:: Entries with figure data ::
━━━

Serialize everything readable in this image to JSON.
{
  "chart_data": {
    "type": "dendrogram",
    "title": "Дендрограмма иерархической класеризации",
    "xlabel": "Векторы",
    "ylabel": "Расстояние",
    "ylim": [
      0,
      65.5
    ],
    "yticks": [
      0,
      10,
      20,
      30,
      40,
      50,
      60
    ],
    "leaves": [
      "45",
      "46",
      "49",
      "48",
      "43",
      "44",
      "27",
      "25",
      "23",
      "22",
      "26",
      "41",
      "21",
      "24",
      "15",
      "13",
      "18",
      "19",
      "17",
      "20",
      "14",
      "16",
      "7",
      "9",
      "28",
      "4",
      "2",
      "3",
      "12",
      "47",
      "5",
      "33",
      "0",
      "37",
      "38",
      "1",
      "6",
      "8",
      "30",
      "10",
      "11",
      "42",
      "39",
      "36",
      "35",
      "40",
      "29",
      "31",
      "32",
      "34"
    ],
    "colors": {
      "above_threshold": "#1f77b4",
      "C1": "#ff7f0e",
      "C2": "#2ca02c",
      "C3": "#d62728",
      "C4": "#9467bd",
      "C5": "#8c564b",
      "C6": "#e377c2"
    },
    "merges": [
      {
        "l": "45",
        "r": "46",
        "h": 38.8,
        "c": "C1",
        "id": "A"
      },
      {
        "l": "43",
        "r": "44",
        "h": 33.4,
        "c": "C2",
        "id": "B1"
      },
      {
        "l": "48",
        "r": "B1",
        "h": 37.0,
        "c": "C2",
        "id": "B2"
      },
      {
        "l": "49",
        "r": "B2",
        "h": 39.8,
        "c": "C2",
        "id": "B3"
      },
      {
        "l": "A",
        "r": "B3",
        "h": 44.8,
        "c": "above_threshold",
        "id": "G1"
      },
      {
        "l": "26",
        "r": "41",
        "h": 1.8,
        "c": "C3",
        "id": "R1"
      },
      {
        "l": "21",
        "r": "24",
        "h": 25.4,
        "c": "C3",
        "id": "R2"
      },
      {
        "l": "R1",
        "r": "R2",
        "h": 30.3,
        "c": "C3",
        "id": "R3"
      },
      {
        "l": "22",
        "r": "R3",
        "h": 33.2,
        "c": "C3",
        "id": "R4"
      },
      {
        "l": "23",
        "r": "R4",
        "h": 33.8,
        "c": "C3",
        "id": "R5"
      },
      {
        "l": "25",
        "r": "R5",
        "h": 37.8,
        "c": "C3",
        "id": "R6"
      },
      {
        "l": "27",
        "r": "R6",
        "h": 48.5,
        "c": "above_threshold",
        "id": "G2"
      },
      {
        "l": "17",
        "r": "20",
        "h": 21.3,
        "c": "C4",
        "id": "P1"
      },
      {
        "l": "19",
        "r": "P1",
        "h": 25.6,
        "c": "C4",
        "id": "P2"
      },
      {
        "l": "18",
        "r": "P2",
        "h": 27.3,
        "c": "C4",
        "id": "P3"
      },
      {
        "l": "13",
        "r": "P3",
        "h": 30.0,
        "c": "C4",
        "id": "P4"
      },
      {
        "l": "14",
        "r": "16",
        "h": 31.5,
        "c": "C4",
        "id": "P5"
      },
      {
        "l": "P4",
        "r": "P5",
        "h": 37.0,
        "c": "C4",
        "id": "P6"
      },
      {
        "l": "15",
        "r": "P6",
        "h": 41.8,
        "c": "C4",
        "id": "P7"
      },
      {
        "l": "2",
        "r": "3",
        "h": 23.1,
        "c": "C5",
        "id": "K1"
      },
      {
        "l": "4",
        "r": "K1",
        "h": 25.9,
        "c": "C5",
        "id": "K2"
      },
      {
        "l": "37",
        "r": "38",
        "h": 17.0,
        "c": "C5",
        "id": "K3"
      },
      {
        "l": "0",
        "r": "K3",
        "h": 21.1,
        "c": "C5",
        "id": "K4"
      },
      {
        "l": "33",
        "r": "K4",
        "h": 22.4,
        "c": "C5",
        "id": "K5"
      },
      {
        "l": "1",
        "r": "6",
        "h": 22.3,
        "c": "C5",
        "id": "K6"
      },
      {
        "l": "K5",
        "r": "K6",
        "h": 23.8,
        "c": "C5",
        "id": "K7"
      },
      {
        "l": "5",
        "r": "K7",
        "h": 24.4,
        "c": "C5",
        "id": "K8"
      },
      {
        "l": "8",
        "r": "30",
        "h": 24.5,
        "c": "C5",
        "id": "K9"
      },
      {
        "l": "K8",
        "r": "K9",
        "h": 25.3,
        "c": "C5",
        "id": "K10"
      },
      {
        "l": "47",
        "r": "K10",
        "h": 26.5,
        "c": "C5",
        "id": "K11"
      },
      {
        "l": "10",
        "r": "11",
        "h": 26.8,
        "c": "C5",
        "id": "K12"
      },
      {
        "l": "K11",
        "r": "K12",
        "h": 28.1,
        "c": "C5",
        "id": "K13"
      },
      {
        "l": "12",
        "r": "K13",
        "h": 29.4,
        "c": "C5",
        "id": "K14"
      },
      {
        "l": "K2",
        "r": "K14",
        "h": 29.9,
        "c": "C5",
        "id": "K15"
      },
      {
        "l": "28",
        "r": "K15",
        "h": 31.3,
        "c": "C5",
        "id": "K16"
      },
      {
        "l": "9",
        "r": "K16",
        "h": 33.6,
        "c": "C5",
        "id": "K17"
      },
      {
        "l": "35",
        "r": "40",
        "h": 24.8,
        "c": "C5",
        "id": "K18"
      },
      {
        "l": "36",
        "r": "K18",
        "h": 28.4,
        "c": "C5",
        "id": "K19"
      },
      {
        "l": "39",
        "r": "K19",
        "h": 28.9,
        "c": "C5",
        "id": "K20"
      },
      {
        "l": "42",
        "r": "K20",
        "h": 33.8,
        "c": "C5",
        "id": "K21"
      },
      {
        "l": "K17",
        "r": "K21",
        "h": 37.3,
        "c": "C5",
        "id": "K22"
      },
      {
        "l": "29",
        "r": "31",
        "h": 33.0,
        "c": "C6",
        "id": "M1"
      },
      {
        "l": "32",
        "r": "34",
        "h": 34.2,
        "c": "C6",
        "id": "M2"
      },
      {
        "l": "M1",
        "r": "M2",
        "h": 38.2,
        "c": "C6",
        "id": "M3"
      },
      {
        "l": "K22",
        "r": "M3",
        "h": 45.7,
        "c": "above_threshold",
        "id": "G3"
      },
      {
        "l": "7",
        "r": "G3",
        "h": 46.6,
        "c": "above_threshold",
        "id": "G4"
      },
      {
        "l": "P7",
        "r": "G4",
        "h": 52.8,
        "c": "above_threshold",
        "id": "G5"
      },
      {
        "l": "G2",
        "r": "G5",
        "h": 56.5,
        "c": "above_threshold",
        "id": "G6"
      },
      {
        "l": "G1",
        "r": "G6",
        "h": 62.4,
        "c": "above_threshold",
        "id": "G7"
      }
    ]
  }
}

━━━

Transcribe the data above in full, exactly.

Serialize everything readable in this image to JSON.
{
  "chart_data": {
    "type": "dendrogram",
    "title": "Дендрограмма иерархической класеризации",
    "xlabel": "Векторы",
    "ylabel": "Расстояние",
    "ylim": [
      0,
      65.5
    ],
    "yticks": [
      0,
      10,
      20,
      30,
      40,
      50,
      60
    ],
    "leaves": [
      "45",
      "46",
      "49",
      "48",
      "43",
      "44",
      "27",
      "25",
      "23",
      "22",
      "26",
      "41",
      "21",
      "24",
      "15",
      "13",
      "18",
      "19",
      "17",
      "20",
      "14",
      "16",
      "7",
      "9",
      "28",
      "4",
      "2",
      "3",
      "12",
      "47",
      "5",
      "33",
      "0",
      "37",
      "38",
      "1",
      "6",
      "8",
      "30",
      "10",
      "11",
      "42",
      "39",
      "36",
      "35",
      "40",
      "29",
      "31",
      "32",
      "34"
    ],
    "colors": {
      "above_threshold": "#1f77b4",
      "C1": "#ff7f0e",
      "C2": "#2ca02c",
      "C3": "#d62728",
      "C4": "#9467bd",
      "C5": "#8c564b",
      "C6": "#e377c2"
    },
    "merges": [
      {
        "l": "45",
        "r": "46",
        "h": 38.8,
        "c": "C1",
        "id": "A"
      },
      {
        "l": "43",
        "r": "44",
        "h": 33.4,
        "c": "C2",
        "id": "B1"
      },
      {
        "l": "48",
        "r": "B1",
        "h": 37.0,
        "c": "C2",
        "id": "B2"
      },
      {
        "l": "49",
        "r": "B2",
        "h": 39.8,
        "c": "C2",
        "id": "B3"
      },
      {
        "l": "A",
        "r": "B3",
        "h": 44.8,
        "c": "above_threshold",
        "id": "G1"
      },
      {
        "l": "26",
        "r": "41",
        "h": 1.8,
        "c": "C3",
        "id": "R1"
      },
      {
        "l": "21",
        "r": "24",
        "h": 25.4,
        "c": "C3",
        "id": "R2"
      },
      {
        "l": "R1",
        "r": "R2",
        "h": 30.3,
        "c": "C3",
        "id": "R3"
      },
      {
        "l": "22",
        "r": "R3",
        "h": 33.2,
        "c": "C3",
        "id": "R4"
      },
      {
        "l": "23",
        "r": "R4",
        "h": 33.8,
        "c": "C3",
        "id": "R5"
      },
      {
        "l": "25",
        "r": "R5",
        "h": 37.8,
        "c": "C3",
        "id": "R6"
      },
      {
        "l": "27",
        "r": "R6",
        "h": 48.5,
        "c": "above_threshold",
        "id": "G2"
      },
      {
        "l": "17",
        "r": "20",
        "h": 21.3,
        "c": "C4",
        "id": "P1"
      },
      {
        "l": "19",
        "r": "P1",
        "h": 25.6,
        "c": "C4",
        "id": "P2"
      },
      {
        "l": "18",
        "r": "P2",
        "h": 27.3,
        "c": "C4",
        "id": "P3"
      },
      {
        "l": "13",
        "r": "P3",
        "h": 30.0,
        "c": "C4",
        "id": "P4"
      },
      {
        "l": "14",
        "r": "16",
        "h": 31.5,
        "c": "C4",
        "id": "P5"
      },
      {
        "l": "P4",
        "r": "P5",
        "h": 37.0,
        "c": "C4",
        "id": "P6"
      },
      {
        "l": "15",
        "r": "P6",
        "h": 41.8,
        "c": "C4",
        "id": "P7"
      },
      {
        "l": "2",
        "r": "3",
        "h": 23.1,
        "c": "C5",
        "id": "K1"
      },
      {
        "l": "4",
        "r": "K1",
        "h": 25.9,
        "c": "C5",
        "id": "K2"
      },
      {
        "l": "37",
        "r": "38",
        "h": 17.0,
        "c": "C5",
        "id": "K3"
      },
      {
        "l": "0",
        "r": "K3",
        "h": 21.1,
        "c": "C5",
        "id": "K4"
      },
      {
        "l": "33",
        "r": "K4",
        "h": 22.4,
        "c": "C5",
        "id": "K5"
      },
      {
        "l": "1",
        "r": "6",
        "h": 22.3,
        "c": "C5",
        "id": "K6"
      },
      {
        "l": "K5",
        "r": "K6",
        "h": 23.8,
        "c": "C5",
        "id": "K7"
      },
      {
        "l": "5",
        "r": "K7",
        "h": 24.4,
        "c": "C5",
        "id": "K8"
      },
      {
        "l": "8",
        "r": "30",
        "h": 24.5,
        "c": "C5",
        "id": "K9"
      },
      {
        "l": "K8",
        "r": "K9",
        "h": 25.3,
        "c": "C5",
        "id": "K10"
      },
      {
        "l": "47",
        "r": "K10",
        "h": 26.5,
        "c": "C5",
        "id": "K11"
      },
      {
        "l": "10",
        "r": "11",
        "h": 26.8,
        "c": "C5",
        "id": "K12"
      },
      {
        "l": "K11",
        "r": "K12",
        "h": 28.1,
        "c": "C5",
        "id": "K13"
      },
      {
        "l": "12",
        "r": "K13",
        "h": 29.4,
        "c": "C5",
        "id": "K14"
      },
      {
        "l": "K2",
        "r": "K14",
        "h": 29.9,
        "c": "C5",
        "id": "K15"
      },
      {
        "l": "28",
        "r": "K15",
        "h": 31.3,
        "c": "C5",
        "id": "K16"
      },
      {
        "l": "9",
        "r": "K16",
        "h": 33.6,
        "c": "C5",
        "id": "K17"
      },
      {
        "l": "35",
        "r": "40",
        "h": 24.8,
        "c": "C5",
        "id": "K18"
      },
      {
        "l": "36",
        "r": "K18",
        "h": 28.4,
        "c": "C5",
        "id": "K19"
      },
      {
        "l": "39",
        "r": "K19",
        "h": 28.9,
        "c": "C5",
        "id": "K20"
      },
      {
        "l": "42",
        "r": "K20",
        "h": 33.8,
        "c": "C5",
        "id": "K21"
      },
      {
        "l": "K17",
        "r": "K21",
        "h": 37.3,
        "c": "C5",
        "id": "K22"
      },
      {
        "l": "29",
        "r": "31",
        "h": 33.0,
        "c": "C6",
        "id": "M1"
      },
      {
        "l": "32",
        "r": "34",
        "h": 34.2,
        "c": "C6",
        "id": "M2"
      },
      {
        "l": "M1",
        "r": "M2",
        "h": 38.2,
        "c": "C6",
        "id": "M3"
      },
      {
        "l": "K22",
        "r": "M3",
        "h": 45.7,
        "c": "above_threshold",
        "id": "G3"
      },
      {
        "l": "7",
        "r": "G3",
        "h": 46.6,
        "c": "above_threshold",
        "id": "G4"
      },
      {
        "l": "P7",
        "r": "G4",
        "h": 52.8,
        "c": "above_threshold",
        "id": "G5"
      },
      {
        "l": "G2",
        "r": "G5",
        "h": 56.5,
        "c": "above_threshold",
        "id": "G6"
      },
      {
        "l": "G1",
        "r": "G6",
        "h": 62.4,
        "c": "above_threshold",
        "id": "G7"
      }
    ]
  }
}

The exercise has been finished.